▶ _What you will do_:
Do any lines in the data below contain "Output"? If so, copy every one of them.

▶ _Provided records_:
* begin *
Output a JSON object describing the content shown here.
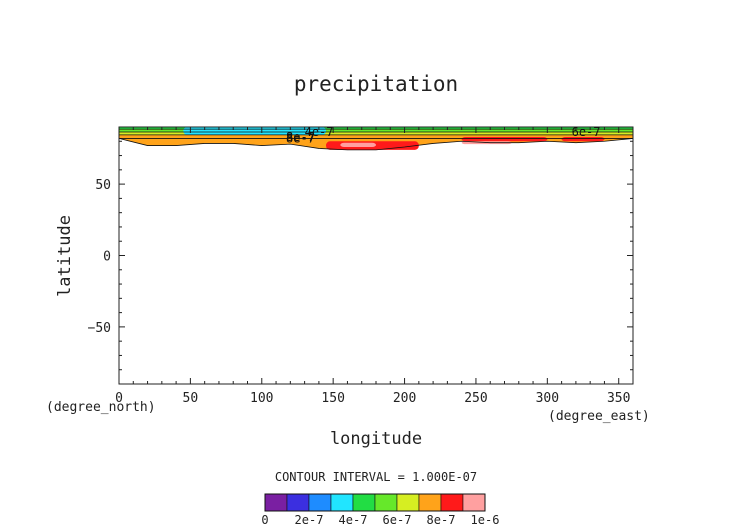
{
  "chart_data": {
    "type": "heatmap",
    "title": "precipitation",
    "xlabel": "longitude",
    "ylabel": "latitude",
    "x_unit": "(degree_east)",
    "y_unit": "(degree_north)",
    "xlim": [
      0,
      360
    ],
    "ylim": [
      -90,
      90
    ],
    "x_ticks": [
      "0",
      "50",
      "100",
      "150",
      "200",
      "250",
      "300",
      "350"
    ],
    "y_ticks": [
      "50",
      "0",
      "−50"
    ],
    "contour_interval_text": "CONTOUR INTERVAL = 1.000E-07",
    "contour_labels": [
      "4e-7",
      "6e-7",
      "8e-7",
      "8e-7"
    ],
    "colorbar_labels": [
      "0",
      "2e-7",
      "4e-7",
      "6e-7",
      "8e-7",
      "1e-6"
    ],
    "colorbar_colors": [
      "#7a1fa2",
      "#3b2fe0",
      "#1e8cff",
      "#21e5ff",
      "#22dd44",
      "#66e82a",
      "#d6ee22",
      "#ffa31a",
      "#ff1a1a",
      "#ffa0a0"
    ],
    "colorbar_range": [
      0,
      1e-06
    ],
    "grid": false,
    "field": {
      "lon": [
        0,
        20,
        40,
        60,
        80,
        100,
        120,
        140,
        160,
        180,
        200,
        220,
        240,
        260,
        280,
        300,
        320,
        340,
        360
      ],
      "band_tops_lat": [
        90,
        88.5,
        86.5,
        84.5,
        82
      ],
      "band_bottoms_lat": [
        [
          88.5,
          88.5,
          88.5,
          88.5,
          88.5,
          88.5,
          88.5,
          88.5,
          88.5,
          88.5,
          88.5,
          88.5,
          88.5,
          88.5,
          88.5,
          88.5,
          88.5,
          88.5,
          88.5
        ],
        [
          86.5,
          86.5,
          86.5,
          86.5,
          86.5,
          86.5,
          86.5,
          86.5,
          86.5,
          86.5,
          86.5,
          86.5,
          86.5,
          86.5,
          86.5,
          86.5,
          86.5,
          86.5,
          86.5
        ],
        [
          84.5,
          84.5,
          84.5,
          84.5,
          84.5,
          84.5,
          84.5,
          84.5,
          84.5,
          84.5,
          84.5,
          84.5,
          84.5,
          84.5,
          84.5,
          84.5,
          84.5,
          84.5,
          84.5
        ],
        [
          82,
          82,
          82,
          82,
          82,
          82,
          82,
          82,
          82,
          82,
          82,
          82,
          82,
          82,
          82,
          82,
          82,
          82,
          82
        ],
        [
          82,
          77,
          77,
          78.5,
          78.5,
          77,
          78,
          75,
          74,
          74,
          76,
          78.5,
          80,
          79,
          79,
          80,
          79,
          80,
          82
        ]
      ],
      "band_colors": [
        "#22dd44",
        "#66e82a",
        "#d6ee22",
        "#ffa31a",
        "#ffa31a"
      ],
      "cyan_patch": {
        "lon": [
          45,
          145
        ],
        "lat": [
          84.5,
          90
        ]
      },
      "red_patches": [
        {
          "lon": [
            145,
            210
          ],
          "lat": [
            74,
            80
          ]
        },
        {
          "lon": [
            240,
            300
          ],
          "lat": [
            80,
            83
          ]
        },
        {
          "lon": [
            310,
            340
          ],
          "lat": [
            80,
            83
          ]
        }
      ],
      "pink_patches": [
        {
          "lon": [
            240,
            275
          ],
          "lat": [
            78,
            80
          ]
        },
        {
          "lon": [
            155,
            180
          ],
          "lat": [
            76,
            79
          ]
        }
      ]
    }
  }
}
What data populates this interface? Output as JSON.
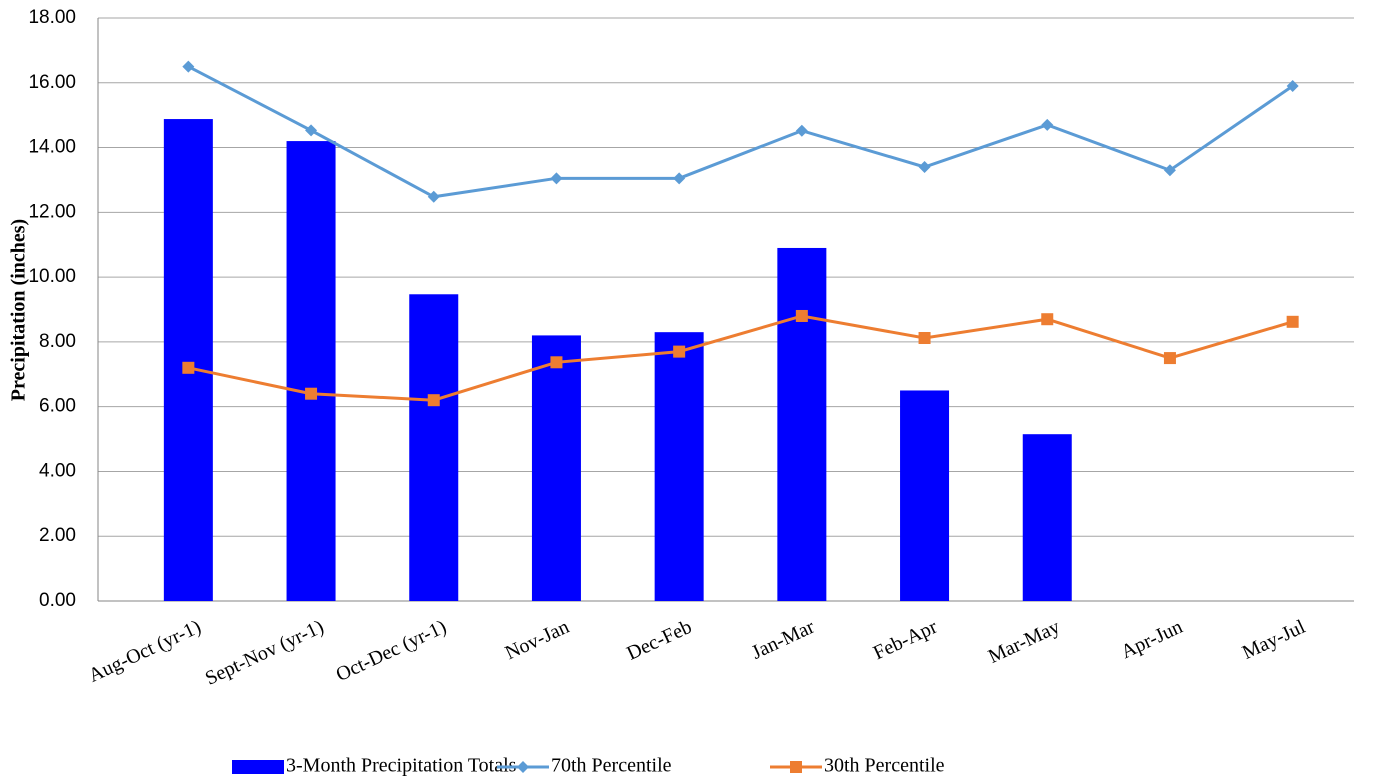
{
  "chart_data": {
    "type": "bar-line",
    "y_label": "Precipitation (inches)",
    "categories": [
      "Aug-Oct (yr-1)",
      "Sept-Nov (yr-1)",
      "Oct-Dec (yr-1)",
      "Nov-Jan",
      "Dec-Feb",
      "Jan-Mar",
      "Feb-Apr",
      "Mar-May",
      "Apr-Jun",
      "May-Jul"
    ],
    "series": [
      {
        "name": "3-Month Precipitation Totals",
        "kind": "bar",
        "color": "#0000ff",
        "values": [
          14.88,
          14.2,
          9.47,
          8.2,
          8.3,
          10.9,
          6.5,
          5.15,
          null,
          null
        ]
      },
      {
        "name": "70th Percentile",
        "kind": "line",
        "marker": "diamond",
        "color": "#5b9bd5",
        "values": [
          16.5,
          14.53,
          12.48,
          13.05,
          13.05,
          14.52,
          13.4,
          14.7,
          13.3,
          15.9
        ]
      },
      {
        "name": "30th Percentile",
        "kind": "line",
        "marker": "square",
        "color": "#ed7d31",
        "values": [
          7.2,
          6.4,
          6.2,
          7.37,
          7.7,
          8.8,
          8.12,
          8.7,
          7.5,
          8.62
        ]
      }
    ],
    "ylim": [
      0,
      18
    ],
    "yticks": [
      {
        "value": 0,
        "label": "0.00"
      },
      {
        "value": 2,
        "label": "2.00"
      },
      {
        "value": 4,
        "label": "4.00"
      },
      {
        "value": 6,
        "label": "6.00"
      },
      {
        "value": 8,
        "label": "8.00"
      },
      {
        "value": 10,
        "label": "10.00"
      },
      {
        "value": 12,
        "label": "12.00"
      },
      {
        "value": 14,
        "label": "14.00"
      },
      {
        "value": 16,
        "label": "16.00"
      },
      {
        "value": 18,
        "label": "18.00"
      }
    ],
    "grid": true,
    "legend": "bottom"
  }
}
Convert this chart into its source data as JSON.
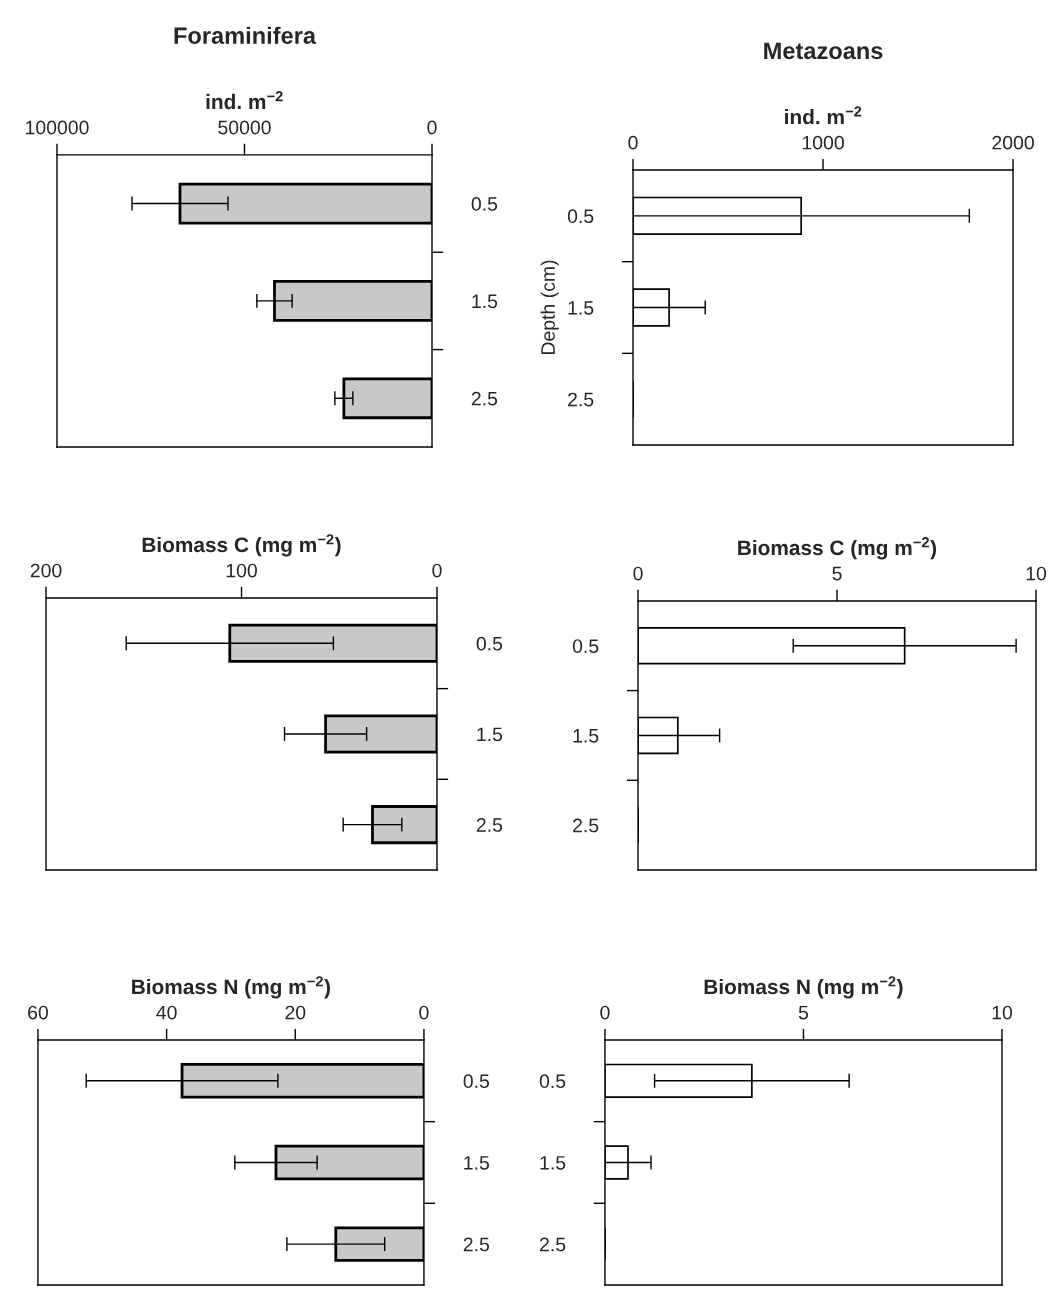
{
  "chart_data": [
    {
      "type": "bar",
      "orientation": "horizontal",
      "title": "Foraminifera",
      "xlabel": "ind. m$^{−2}$",
      "categories": [
        "0.5",
        "1.5",
        "2.5"
      ],
      "values": [
        67200,
        42000,
        23500
      ],
      "errors": [
        12800,
        4700,
        2400
      ],
      "color": "#c8c8c8",
      "xlim": [
        100000,
        0
      ],
      "xticks": [
        100000,
        50000,
        0
      ],
      "grid": false
    },
    {
      "type": "bar",
      "orientation": "horizontal",
      "title": "Metazoans",
      "xlabel": "ind. m$^{−2}$",
      "ylabel": "Depth (cm)",
      "categories": [
        "0.5",
        "1.5",
        "2.5"
      ],
      "values": [
        885,
        190,
        0
      ],
      "errors": [
        885,
        190,
        null
      ],
      "color": "#ffffff",
      "xlim": [
        0,
        2000
      ],
      "xticks": [
        0,
        1000,
        2000
      ],
      "grid": false
    },
    {
      "type": "bar",
      "orientation": "horizontal",
      "xlabel": "Biomass C (mg m$^{−2}$)",
      "categories": [
        "0.5",
        "1.5",
        "2.5"
      ],
      "values": [
        106,
        57,
        33
      ],
      "errors": [
        53,
        21,
        15
      ],
      "color": "#c8c8c8",
      "xlim": [
        200,
        0
      ],
      "xticks": [
        200,
        100,
        0
      ],
      "grid": false
    },
    {
      "type": "bar",
      "orientation": "horizontal",
      "xlabel": "Biomass C (mg m$^{−2}$)",
      "categories": [
        "0.5",
        "1.5",
        "2.5"
      ],
      "values": [
        6.7,
        1.0,
        0
      ],
      "errors": [
        2.8,
        1.05,
        null
      ],
      "color": "#ffffff",
      "xlim": [
        0,
        10
      ],
      "xticks": [
        0,
        5,
        10
      ],
      "grid": false
    },
    {
      "type": "bar",
      "orientation": "horizontal",
      "xlabel": "Biomass N (mg m$^{−2}$)",
      "categories": [
        "0.5",
        "1.5",
        "2.5"
      ],
      "values": [
        37.6,
        23.0,
        13.7
      ],
      "errors": [
        14.9,
        6.4,
        7.6
      ],
      "color": "#c8c8c8",
      "xlim": [
        60,
        0
      ],
      "xticks": [
        60,
        40,
        20,
        0
      ],
      "grid": false
    },
    {
      "type": "bar",
      "orientation": "horizontal",
      "xlabel": "Biomass N (mg m$^{−2}$)",
      "categories": [
        "0.5",
        "1.5",
        "2.5"
      ],
      "values": [
        3.7,
        0.58,
        0
      ],
      "errors": [
        2.45,
        0.58,
        null
      ],
      "color": "#ffffff",
      "xlim": [
        0,
        10
      ],
      "xticks": [
        0,
        5,
        10
      ],
      "grid": false
    }
  ]
}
* end *
▶ _Solution for this task_:
Output a JSON object describing the content shown here.
What data populates this interface? Output as JSON.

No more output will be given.